**Stated exercise:**
Repeat the entire listing exactly.

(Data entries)
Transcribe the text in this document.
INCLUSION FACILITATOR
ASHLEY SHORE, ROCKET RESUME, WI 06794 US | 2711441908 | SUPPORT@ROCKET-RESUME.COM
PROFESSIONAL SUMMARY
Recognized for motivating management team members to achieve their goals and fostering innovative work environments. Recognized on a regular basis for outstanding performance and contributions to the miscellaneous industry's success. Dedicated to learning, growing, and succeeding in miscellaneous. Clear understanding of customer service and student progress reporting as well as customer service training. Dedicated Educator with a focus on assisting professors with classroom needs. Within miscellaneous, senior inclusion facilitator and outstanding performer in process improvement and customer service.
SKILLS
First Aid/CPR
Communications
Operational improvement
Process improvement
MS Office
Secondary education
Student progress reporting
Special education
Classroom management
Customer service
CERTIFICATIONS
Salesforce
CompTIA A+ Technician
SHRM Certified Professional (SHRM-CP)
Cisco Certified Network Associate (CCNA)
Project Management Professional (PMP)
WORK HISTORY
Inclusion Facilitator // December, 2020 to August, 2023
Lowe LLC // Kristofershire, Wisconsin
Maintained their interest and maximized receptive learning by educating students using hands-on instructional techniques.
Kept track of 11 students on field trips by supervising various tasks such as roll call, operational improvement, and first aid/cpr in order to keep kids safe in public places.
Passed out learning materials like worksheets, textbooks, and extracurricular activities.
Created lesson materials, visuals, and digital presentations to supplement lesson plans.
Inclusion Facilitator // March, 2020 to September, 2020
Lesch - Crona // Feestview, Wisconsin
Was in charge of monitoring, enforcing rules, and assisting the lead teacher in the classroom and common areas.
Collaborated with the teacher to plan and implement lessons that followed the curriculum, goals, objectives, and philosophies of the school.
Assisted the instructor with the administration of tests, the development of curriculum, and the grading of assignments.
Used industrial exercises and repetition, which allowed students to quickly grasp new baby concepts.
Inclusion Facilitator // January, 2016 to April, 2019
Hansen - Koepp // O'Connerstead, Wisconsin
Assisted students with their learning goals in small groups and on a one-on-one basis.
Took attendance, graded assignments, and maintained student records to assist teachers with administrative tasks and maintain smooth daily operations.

**Result of this exercise:**
Transcribe the text in this document.
INCLUSION FACILITATOR
ASHLEY SHORE, ROCKET RESUME, WI 06794 US | 2711441908 | SUPPORT@ROCKET-RESUME.COM
PROFESSIONAL SUMMARY
Recognized for motivating management team members to achieve their goals and fostering innovative work environments. Recognized on a regular basis for outstanding performance and contributions to the miscellaneous industry's success. Dedicated to learning, growing, and succeeding in miscellaneous. Clear understanding of customer service and student progress reporting as well as customer service training. Dedicated Educator with a focus on assisting professors with classroom needs. Within miscellaneous, senior inclusion facilitator and outstanding performer in process improvement and customer service.
SKILLS
First Aid/CPR
Communications
Operational improvement
Process improvement
MS Office
Secondary education
Student progress reporting
Special education
Classroom management
Customer service
CERTIFICATIONS
Salesforce
CompTIA A+ Technician
SHRM Certified Professional (SHRM-CP)
Cisco Certified Network Associate (CCNA)
Project Management Professional (PMP)
WORK HISTORY
Inclusion Facilitator // December, 2020 to August, 2023
Lowe LLC // Kristofershire, Wisconsin
Maintained their interest and maximized receptive learning by educating students using hands-on instructional techniques.
Kept track of 11 students on field trips by supervising various tasks such as roll call, operational improvement, and first aid/cpr in order to keep kids safe in public places.
Passed out learning materials like worksheets, textbooks, and extracurricular activities.
Created lesson materials, visuals, and digital presentations to supplement lesson plans.
Inclusion Facilitator // March, 2020 to September, 2020
Lesch - Crona // Feestview, Wisconsin
Was in charge of monitoring, enforcing rules, and assisting the lead teacher in the classroom and common areas.
Collaborated with the teacher to plan and implement lessons that followed the curriculum, goals, objectives, and philosophies of the school.
Assisted the instructor with the administration of tests, the development of curriculum, and the grading of assignments.
Used industrial exercises and repetition, which allowed students to quickly grasp new baby concepts.
Inclusion Facilitator // January, 2016 to April, 2019
Hansen - Koepp // O'Connerstead, Wisconsin
Assisted students with their learning goals in small groups and on a one-on-one basis.
Took attendance, graded assignments, and maintained student records to assist teachers with administrative tasks and maintain smooth daily operations.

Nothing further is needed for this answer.